▸ **Input rows**
>> start
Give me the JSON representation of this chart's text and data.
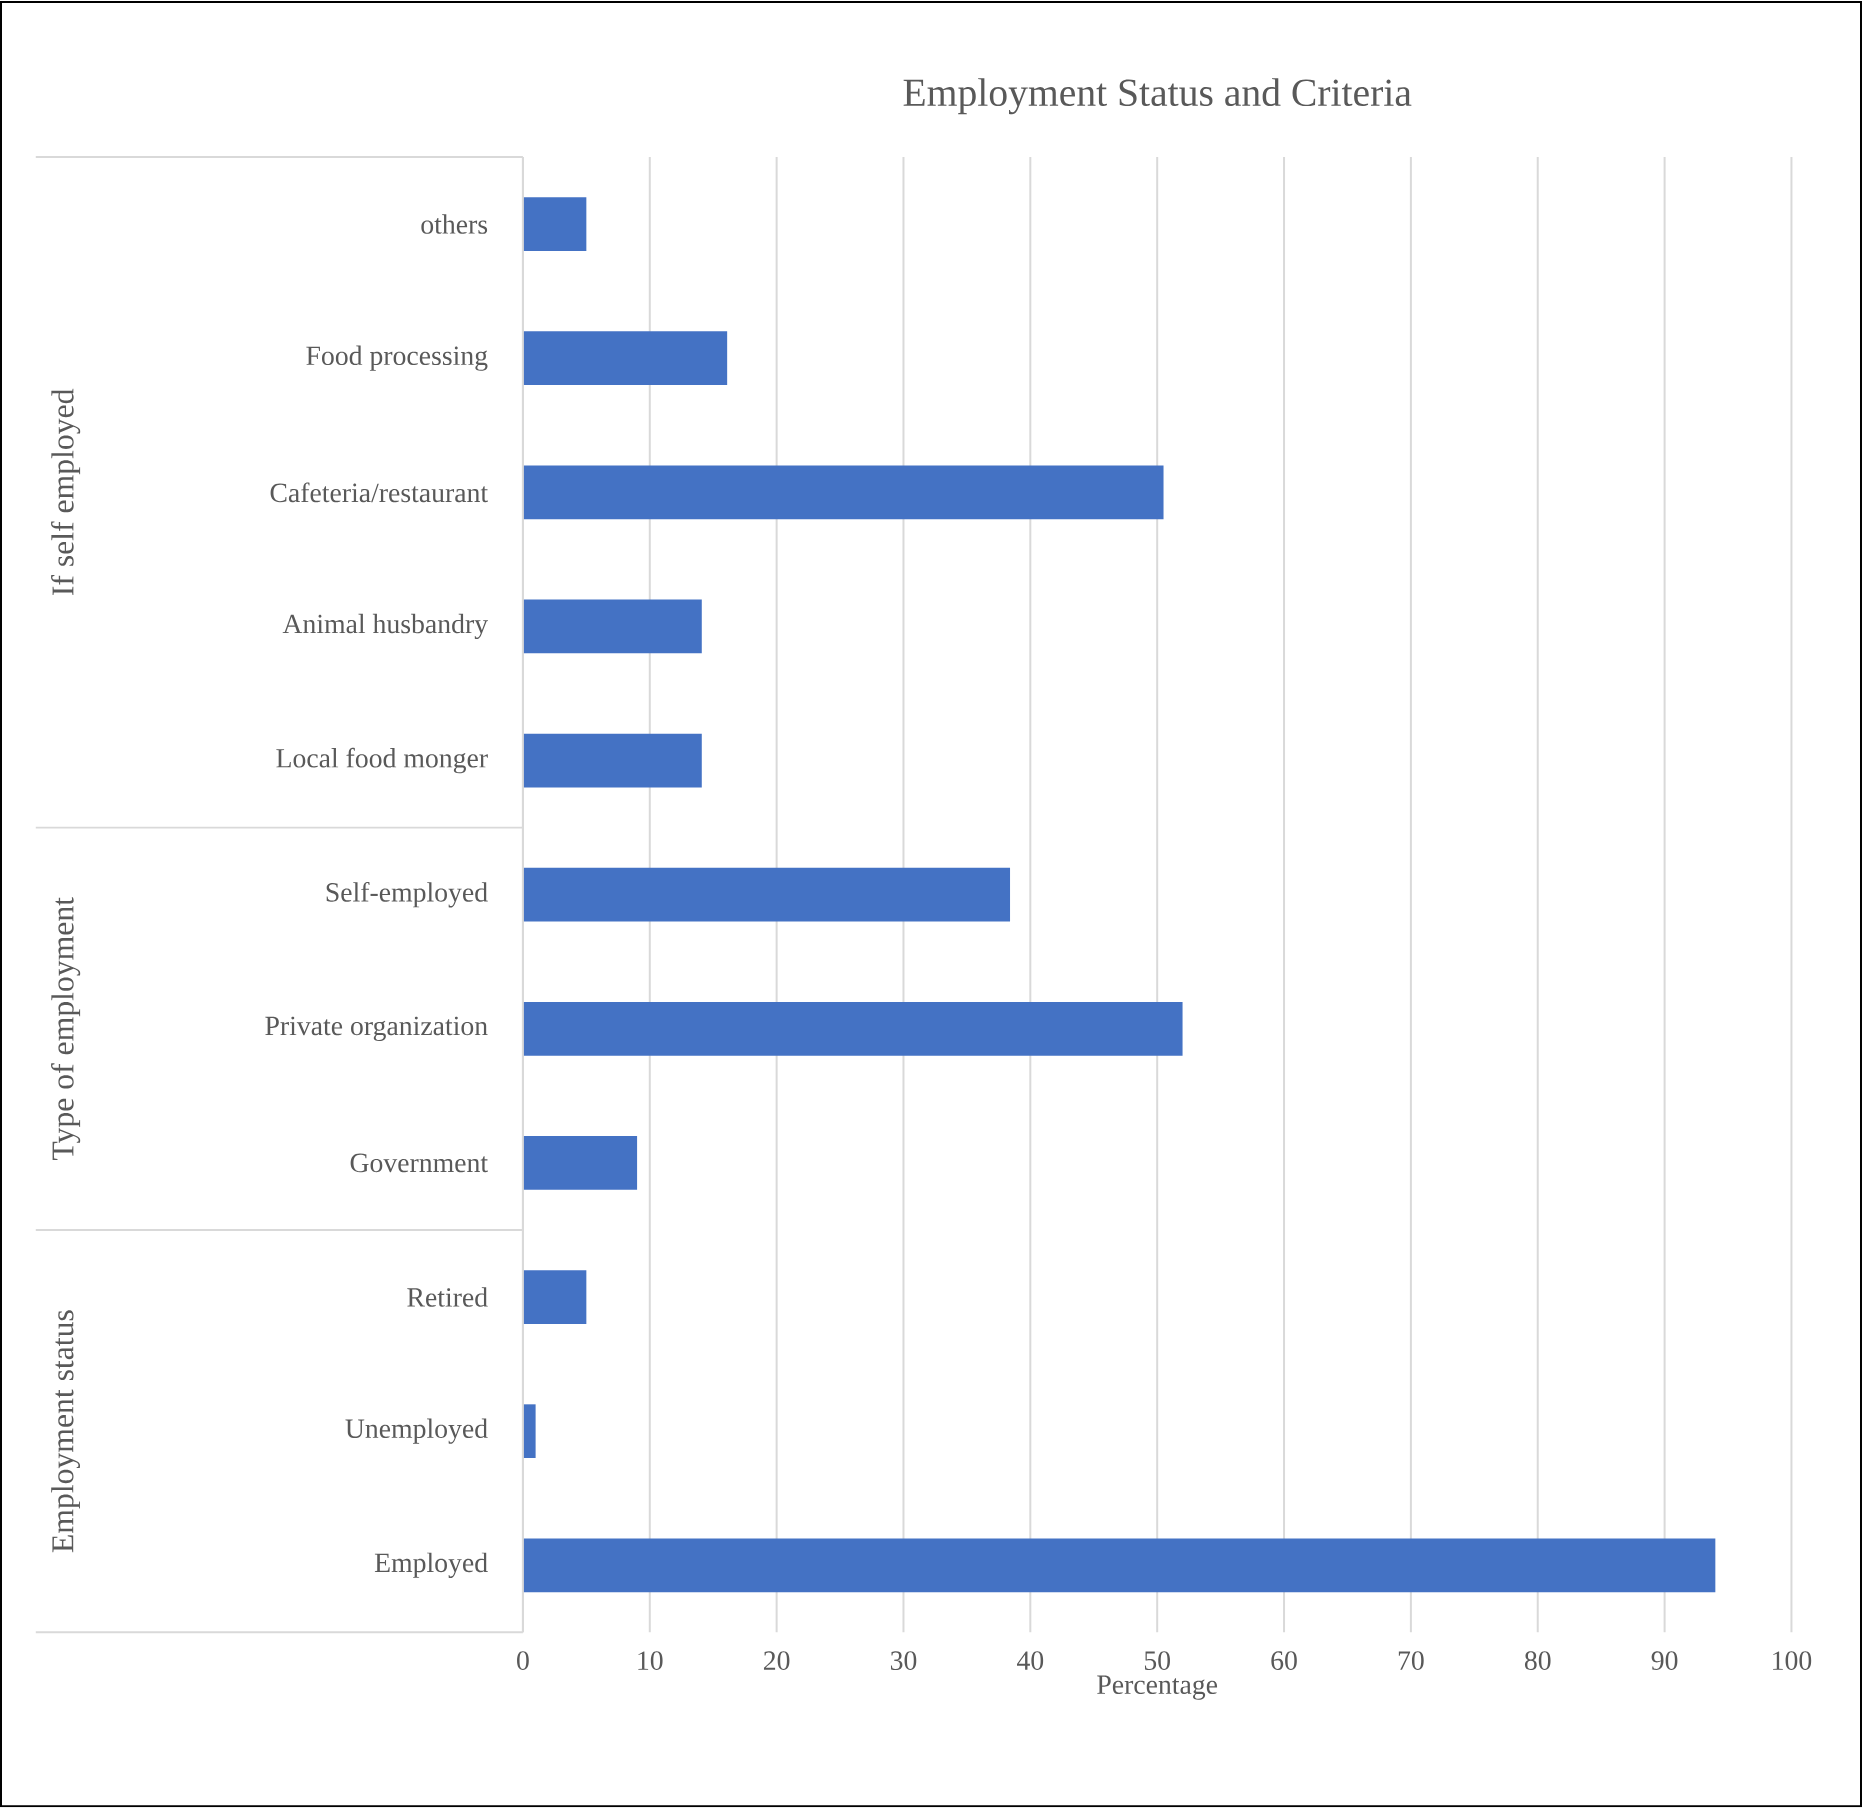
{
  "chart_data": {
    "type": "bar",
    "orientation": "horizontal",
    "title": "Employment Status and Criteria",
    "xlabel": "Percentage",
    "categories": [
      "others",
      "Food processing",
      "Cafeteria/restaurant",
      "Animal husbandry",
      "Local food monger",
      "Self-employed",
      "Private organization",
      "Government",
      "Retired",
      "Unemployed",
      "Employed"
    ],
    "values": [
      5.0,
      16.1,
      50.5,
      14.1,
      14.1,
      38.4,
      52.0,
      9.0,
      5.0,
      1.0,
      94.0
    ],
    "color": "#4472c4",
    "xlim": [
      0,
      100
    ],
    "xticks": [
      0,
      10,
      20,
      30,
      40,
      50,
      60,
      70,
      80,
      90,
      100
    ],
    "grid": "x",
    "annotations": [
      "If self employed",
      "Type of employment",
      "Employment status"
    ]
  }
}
>> end
▸ **Required task**
Take the entries shown above and quote them verbatim, passing over the pictures.

▸ **The answer**
Give me the JSON representation of this chart's text and data.
{
  "chart_data": {
    "type": "bar",
    "orientation": "horizontal",
    "title": "Employment Status and Criteria",
    "xlabel": "Percentage",
    "categories": [
      "others",
      "Food processing",
      "Cafeteria/restaurant",
      "Animal husbandry",
      "Local food monger",
      "Self-employed",
      "Private organization",
      "Government",
      "Retired",
      "Unemployed",
      "Employed"
    ],
    "values": [
      5.0,
      16.1,
      50.5,
      14.1,
      14.1,
      38.4,
      52.0,
      9.0,
      5.0,
      1.0,
      94.0
    ],
    "color": "#4472c4",
    "xlim": [
      0,
      100
    ],
    "xticks": [
      0,
      10,
      20,
      30,
      40,
      50,
      60,
      70,
      80,
      90,
      100
    ],
    "grid": "x",
    "annotations": [
      "If self employed",
      "Type of employment",
      "Employment status"
    ]
  }
}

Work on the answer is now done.